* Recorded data
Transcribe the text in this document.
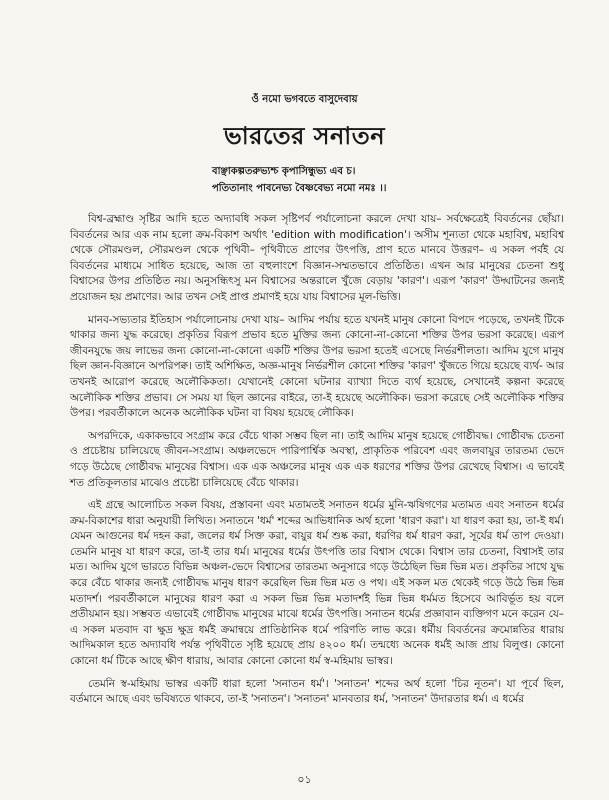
ওঁ নমো ভগবতে বাসুদেবায়
ভারতের সনাতন
বাঞ্ছাকল্পতরুভ্যশ্চ কৃপাসিন্ধুভ্য এব চ।
পতিতানাং পাবনেভ্য বৈষ্ণবেভ্য নমো নমঃ ।।

বিশ্ব-ব্রহ্মাণ্ড সৃষ্টির আদি হতে অদ্যাবধি সকল সৃষ্টিপর্ব পর্যালোচনা করলে দেখা যায়– সর্বক্ষেত্রেই বিবর্তনের ছোঁয়া। বিবর্তনের আর এক নাম হলো ক্রম-বিকাশ অর্থাৎ 'edition with modification'। অসীম শূন্যতা থেকে মহাবিশ্ব, মহাবিশ্ব থেকে সৌরমণ্ডল, সৌরমণ্ডল থেকে পৃথিবী– পৃথিবীতে প্রাণের উৎপত্তি, প্রাণ হতে মানবে উত্তরণ– এ সকল পর্বই যে বিবর্তনের মাধ্যমে সাধিত হয়েছে, আজ তা বহুলাংশে বিজ্ঞান-সম্মতভাবে প্রতিষ্ঠিত। এখন আর মানুষের চেতনা শুধু বিশ্বাসের উপর প্রতিষ্ঠিত নয়। অনুসন্ধিৎসু মন বিশ্বাসের অন্তরালে খুঁজে বেড়ায় 'কারণ'। এরূপ 'কারণ' উদ্ঘাটনের জন্যই প্রয়োজন হয় প্রমাণের। আর তখন সেই প্রাপ্ত প্রমাণই হয়ে যায় বিশ্বাসের মূল-ভিত্তি।

মানব-সভ্যতার ইতিহাস পর্যালোচনায় দেখা যায়– আদিম পর্যায় হতে যখনই মানুষ কোনো বিপদে পড়েছে, তখনই টিকে থাকার জন্য যুদ্ধ করেছে। প্রকৃতির বিরূপ প্রভাব হতে মুক্তির জন্য কোনো-না-কোনো শক্তির উপর ভরসা করেছে। এরূপ জীবনযুদ্ধে জয় লাভের জন্য কোনো-না-কোনো একটি শক্তির উপর ভরসা হতেই এসেছে নির্ভরশীলতা। আদিম যুগে মানুষ ছিল জ্ঞান-বিজ্ঞানে অপরিপক্ব। তাই অশিক্ষিত, অজ্ঞ-মানুষ নির্ভরশীল কোনো শক্তির 'কারণ' খুঁজতে গিয়ে হয়েছে ব্যর্থ- আর তখনই আরোপ করেছে অলৌকিকতা। যেখানেই কোনো ঘটনার ব্যাখ্যা দিতে ব্যর্থ হয়েছে, সেখানেই কল্পনা করেছে অলৌকিক শক্তির প্রভাব। সে সময় যা ছিল জ্ঞানের বাইরে, তা-ই হয়েছে অলৌকিক। ভরসা করেছে সেই অলৌকিক শক্তির উপর। পরবর্তীকালে অনেক অলৌকিক ঘটনা বা বিষয় হয়েছে লৌকিক।

অপরদিকে, একাকভাবে সংগ্রাম করে বেঁচে থাকা সম্ভব ছিল না। তাই আদিম মানুষ হয়েছে গোষ্ঠীবদ্ধ। গোষ্ঠীবদ্ধ চেতনা ও প্রচেষ্টায় চালিয়েছে জীবন-সংগ্রাম। অঞ্চলভেদে পারিপার্শ্বিক অবস্থা, প্রাকৃতিক পরিবেশ এবং জলবায়ুর তারতম্য ভেদে গড়ে উঠেছে গোষ্ঠীবদ্ধ মানুষের বিশ্বাস। এক এক অঞ্চলের মানুষ এক এক ধরণের শক্তির উপর রেখেছে বিশ্বাস। এ ভাবেই শত প্রতিকূলতার মাঝেও প্রচেষ্টা চালিয়েছে বেঁচে থাকার।

এই গ্রন্থে আলোচিত সকল বিষয়, প্রস্তাবনা এবং মতামতই সনাতন ধর্মের মুনি-ঋষিগণের মতামত এবং সনাতন ধর্মের ক্রম-বিকাশের ধারা অনুযায়ী লিখিত। সনাতনে 'ধর্ম' শব্দের আভিধানিক অর্থ হলো 'ধারণ করা'। যা ধারণ করা হয়, তা-ই ধর্ম। যেমন আগুনের ধর্ম দহন করা, জলের ধর্ম সিক্ত করা, বায়ুর ধর্ম শুষ্ক করা, ধরণির ধর্ম ধারণ করা, সূর্যের ধর্ম তাপ দেওয়া। তেমনি মানুষ যা ধারণ করে, তা-ই তার ধর্ম। মানুষের ধর্মের উৎপত্তি তার বিশ্বাস থেকে। বিশ্বাস তার চেতনা, বিশ্বাসই তার মত। আদিম যুগে ভারতে বিভিন্ন অঞ্চল-ভেদে বিশ্বাসের তারতম্য অনুসারে গড়ে উঠেছিল ভিন্ন ভিন্ন মত। প্রকৃতির সাথে যুদ্ধ করে বেঁচে থাকার জন্যই গোষ্ঠীবদ্ধ মানুষ ধারণ করেছিল ভিন্ন ভিন্ন মত ও পথ। এই সকল মত থেকেই গড়ে উঠে ভিন্ন ভিন্ন মতাদর্শ। পরবর্তীকালে মানুষের ধারণ করা এ সকল ভিন্ন ভিন্ন মতাদর্শই ভিন্ন ভিন্ন ধর্মমত হিসেবে আবির্ভূত হয় বলে প্রতীয়মান হয়। সম্ভবত এভাবেই গোষ্ঠীবদ্ধ মানুষের মাঝে ধর্মের উৎপত্তি। সনাতন ধর্মের প্রজ্ঞাবান ব্যক্তিগণ মনে করেন যে– এ সকল মতবাদ বা ক্ষুদ্র ক্ষুদ্র ধর্মই ক্রমান্বয়ে প্রাতিষ্ঠানিক ধর্মে পরিণতি লাভ করে। ধর্মীয় বিবর্তনের ক্রমোন্নতির ধারায় আদিমকাল হতে অদ্যাবধি পর্যন্ত পৃথিবীতে সৃষ্টি হয়েছে প্রায় ৪২০০ ধর্ম। তন্মধ্যে অনেক ধর্মই আজ প্রায় বিলুপ্ত। কোনো কোনো ধর্ম টিকে আছে ক্ষীণ ধারায়, আবার কোনো কোনো ধর্ম স্ব-মহিমায় ভাস্বর।

তেমনি স্ব-মহিমায় ভাস্বর একটি ধারা হলো 'সনাতন ধর্ম'। 'সনাতন' শব্দের অর্থ হলো 'চির নূতন'। যা পূর্বে ছিল, বর্তমানে আছে এবং ভবিষ্যতে থাকবে, তা-ই 'সনাতন'। 'সনাতন' মানবতার ধর্ম, 'সনাতন' উদারতার ধর্ম। এ ধর্মের

০১
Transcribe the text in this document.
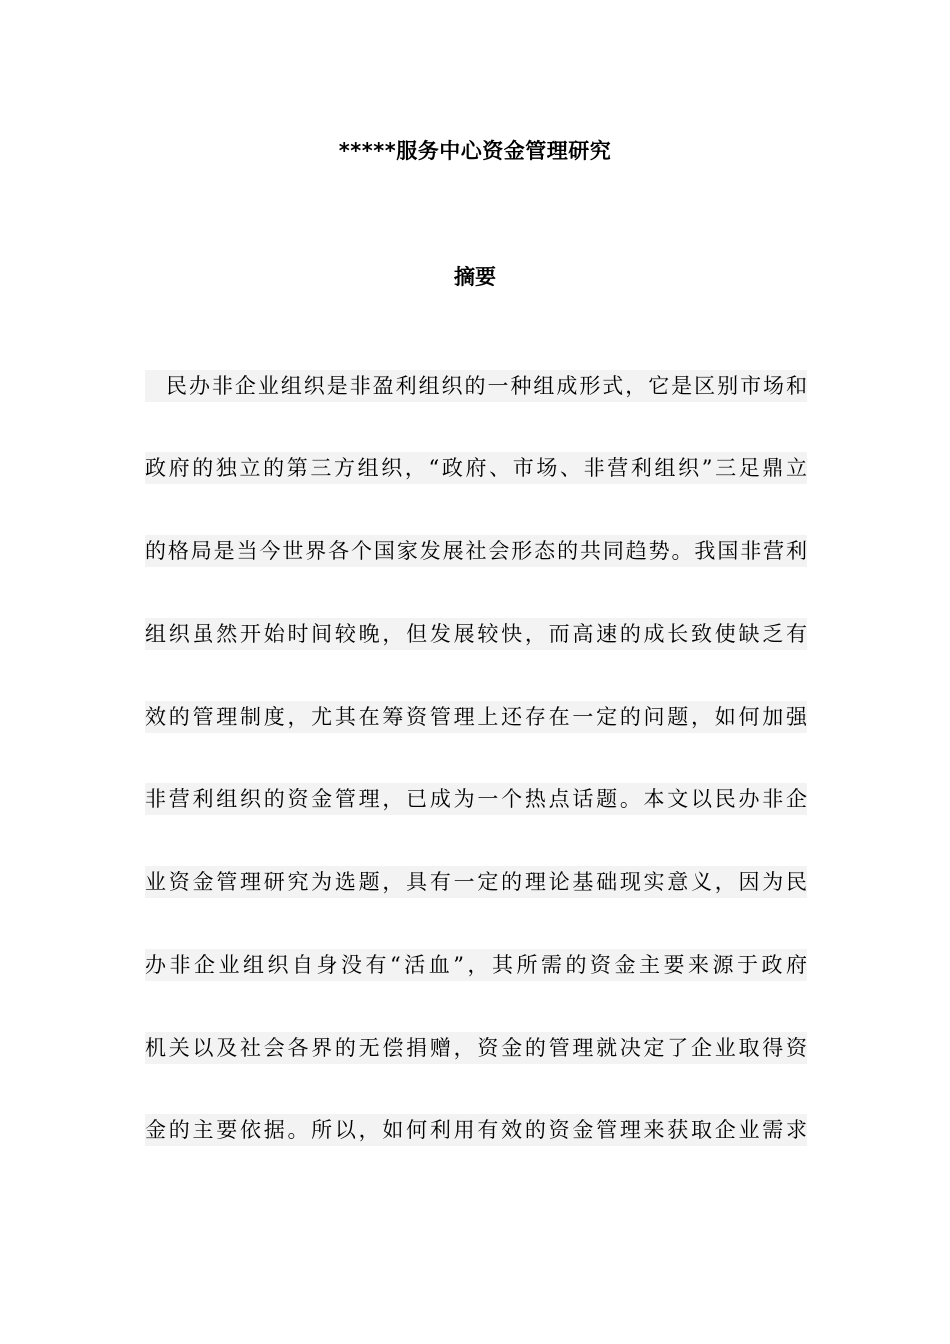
*****服务中心资金管理研究
摘要
民办非企业组织是非盈利组织的一种组成形式，它是区别市场和
政府的独立的第三方组织，“政府、市场、非营利组织”三足鼎立
的格局是当今世界各个国家发展社会形态的共同趋势。我国非营利
组织虽然开始时间较晚，但发展较快，而高速的成长致使缺乏有
效的管理制度，尤其在筹资管理上还存在一定的问题，如何加强
非营利组织的资金管理，已成为一个热点话题。本文以民办非企
业资金管理研究为选题，具有一定的理论基础现实意义，因为民
办非企业组织自身没有“活血”，其所需的资金主要来源于政府
机关以及社会各界的无偿捐赠，资金的管理就决定了企业取得资
金的主要依据。所以，如何利用有效的资金管理来获取企业需求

* Goal of the exercise
In your copy of the records, include no pictures; repeat everything else exactly.

* Reply
Transcribe the text in this document.
ওঁ নমো ভগবতে বাসুদেবায়
ভারতের সনাতন
বাঞ্ছাকল্পতরুভ্যশ্চ কৃপাসিন্ধুভ্য এব চ।
পতিতানাং পাবনেভ্য বৈষ্ণবেভ্য নমো নমঃ ।।

বিশ্ব-ব্রহ্মাণ্ড সৃষ্টির আদি হতে অদ্যাবধি সকল সৃষ্টিপর্ব পর্যালোচনা করলে দেখা যায়– সর্বক্ষেত্রেই বিবর্তনের ছোঁয়া। বিবর্তনের আর এক নাম হলো ক্রম-বিকাশ অর্থাৎ 'edition with modification'। অসীম শূন্যতা থেকে মহাবিশ্ব, মহাবিশ্ব থেকে সৌরমণ্ডল, সৌরমণ্ডল থেকে পৃথিবী– পৃথিবীতে প্রাণের উৎপত্তি, প্রাণ হতে মানবে উত্তরণ– এ সকল পর্বই যে বিবর্তনের মাধ্যমে সাধিত হয়েছে, আজ তা বহুলাংশে বিজ্ঞান-সম্মতভাবে প্রতিষ্ঠিত। এখন আর মানুষের চেতনা শুধু বিশ্বাসের উপর প্রতিষ্ঠিত নয়। অনুসন্ধিৎসু মন বিশ্বাসের অন্তরালে খুঁজে বেড়ায় 'কারণ'। এরূপ 'কারণ' উদ্ঘাটনের জন্যই প্রয়োজন হয় প্রমাণের। আর তখন সেই প্রাপ্ত প্রমাণই হয়ে যায় বিশ্বাসের মূল-ভিত্তি।

মানব-সভ্যতার ইতিহাস পর্যালোচনায় দেখা যায়– আদিম পর্যায় হতে যখনই মানুষ কোনো বিপদে পড়েছে, তখনই টিকে থাকার জন্য যুদ্ধ করেছে। প্রকৃতির বিরূপ প্রভাব হতে মুক্তির জন্য কোনো-না-কোনো শক্তির উপর ভরসা করেছে। এরূপ জীবনযুদ্ধে জয় লাভের জন্য কোনো-না-কোনো একটি শক্তির উপর ভরসা হতেই এসেছে নির্ভরশীলতা। আদিম যুগে মানুষ ছিল জ্ঞান-বিজ্ঞানে অপরিপক্ব। তাই অশিক্ষিত, অজ্ঞ-মানুষ নির্ভরশীল কোনো শক্তির 'কারণ' খুঁজতে গিয়ে হয়েছে ব্যর্থ- আর তখনই আরোপ করেছে অলৌকিকতা। যেখানেই কোনো ঘটনার ব্যাখ্যা দিতে ব্যর্থ হয়েছে, সেখানেই কল্পনা করেছে অলৌকিক শক্তির প্রভাব। সে সময় যা ছিল জ্ঞানের বাইরে, তা-ই হয়েছে অলৌকিক। ভরসা করেছে সেই অলৌকিক শক্তির উপর। পরবর্তীকালে অনেক অলৌকিক ঘটনা বা বিষয় হয়েছে লৌকিক।

অপরদিকে, একাকভাবে সংগ্রাম করে বেঁচে থাকা সম্ভব ছিল না। তাই আদিম মানুষ হয়েছে গোষ্ঠীবদ্ধ। গোষ্ঠীবদ্ধ চেতনা ও প্রচেষ্টায় চালিয়েছে জীবন-সংগ্রাম। অঞ্চলভেদে পারিপার্শ্বিক অবস্থা, প্রাকৃতিক পরিবেশ এবং জলবায়ুর তারতম্য ভেদে গড়ে উঠেছে গোষ্ঠীবদ্ধ মানুষের বিশ্বাস। এক এক অঞ্চলের মানুষ এক এক ধরণের শক্তির উপর রেখেছে বিশ্বাস। এ ভাবেই শত প্রতিকূলতার মাঝেও প্রচেষ্টা চালিয়েছে বেঁচে থাকার।

এই গ্রন্থে আলোচিত সকল বিষয়, প্রস্তাবনা এবং মতামতই সনাতন ধর্মের মুনি-ঋষিগণের মতামত এবং সনাতন ধর্মের ক্রম-বিকাশের ধারা অনুযায়ী লিখিত। সনাতনে 'ধর্ম' শব্দের আভিধানিক অর্থ হলো 'ধারণ করা'। যা ধারণ করা হয়, তা-ই ধর্ম। যেমন আগুনের ধর্ম দহন করা, জলের ধর্ম সিক্ত করা, বায়ুর ধর্ম শুষ্ক করা, ধরণির ধর্ম ধারণ করা, সূর্যের ধর্ম তাপ দেওয়া। তেমনি মানুষ যা ধারণ করে, তা-ই তার ধর্ম। মানুষের ধর্মের উৎপত্তি তার বিশ্বাস থেকে। বিশ্বাস তার চেতনা, বিশ্বাসই তার মত। আদিম যুগে ভারতে বিভিন্ন অঞ্চল-ভেদে বিশ্বাসের তারতম্য অনুসারে গড়ে উঠেছিল ভিন্ন ভিন্ন মত। প্রকৃতির সাথে যুদ্ধ করে বেঁচে থাকার জন্যই গোষ্ঠীবদ্ধ মানুষ ধারণ করেছিল ভিন্ন ভিন্ন মত ও পথ। এই সকল মত থেকেই গড়ে উঠে ভিন্ন ভিন্ন মতাদর্শ। পরবর্তীকালে মানুষের ধারণ করা এ সকল ভিন্ন ভিন্ন মতাদর্শই ভিন্ন ভিন্ন ধর্মমত হিসেবে আবির্ভূত হয় বলে প্রতীয়মান হয়। সম্ভবত এভাবেই গোষ্ঠীবদ্ধ মানুষের মাঝে ধর্মের উৎপত্তি। সনাতন ধর্মের প্রজ্ঞাবান ব্যক্তিগণ মনে করেন যে– এ সকল মতবাদ বা ক্ষুদ্র ক্ষুদ্র ধর্মই ক্রমান্বয়ে প্রাতিষ্ঠানিক ধর্মে পরিণতি লাভ করে। ধর্মীয় বিবর্তনের ক্রমোন্নতির ধারায় আদিমকাল হতে অদ্যাবধি পর্যন্ত পৃথিবীতে সৃষ্টি হয়েছে প্রায় ৪২০০ ধর্ম। তন্মধ্যে অনেক ধর্মই আজ প্রায় বিলুপ্ত। কোনো কোনো ধর্ম টিকে আছে ক্ষীণ ধারায়, আবার কোনো কোনো ধর্ম স্ব-মহিমায় ভাস্বর।

তেমনি স্ব-মহিমায় ভাস্বর একটি ধারা হলো 'সনাতন ধর্ম'। 'সনাতন' শব্দের অর্থ হলো 'চির নূতন'। যা পূর্বে ছিল, বর্তমানে আছে এবং ভবিষ্যতে থাকবে, তা-ই 'সনাতন'। 'সনাতন' মানবতার ধর্ম, 'সনাতন' উদারতার ধর্ম। এ ধর্মের

০১
Transcribe the text in this document.
*****服务中心资金管理研究
摘要
民办非企业组织是非盈利组织的一种组成形式，它是区别市场和
政府的独立的第三方组织，“政府、市场、非营利组织”三足鼎立
的格局是当今世界各个国家发展社会形态的共同趋势。我国非营利
组织虽然开始时间较晚，但发展较快，而高速的成长致使缺乏有
效的管理制度，尤其在筹资管理上还存在一定的问题，如何加强
非营利组织的资金管理，已成为一个热点话题。本文以民办非企
业资金管理研究为选题，具有一定的理论基础现实意义，因为民
办非企业组织自身没有“活血”，其所需的资金主要来源于政府
机关以及社会各界的无偿捐赠，资金的管理就决定了企业取得资
金的主要依据。所以，如何利用有效的资金管理来获取企业需求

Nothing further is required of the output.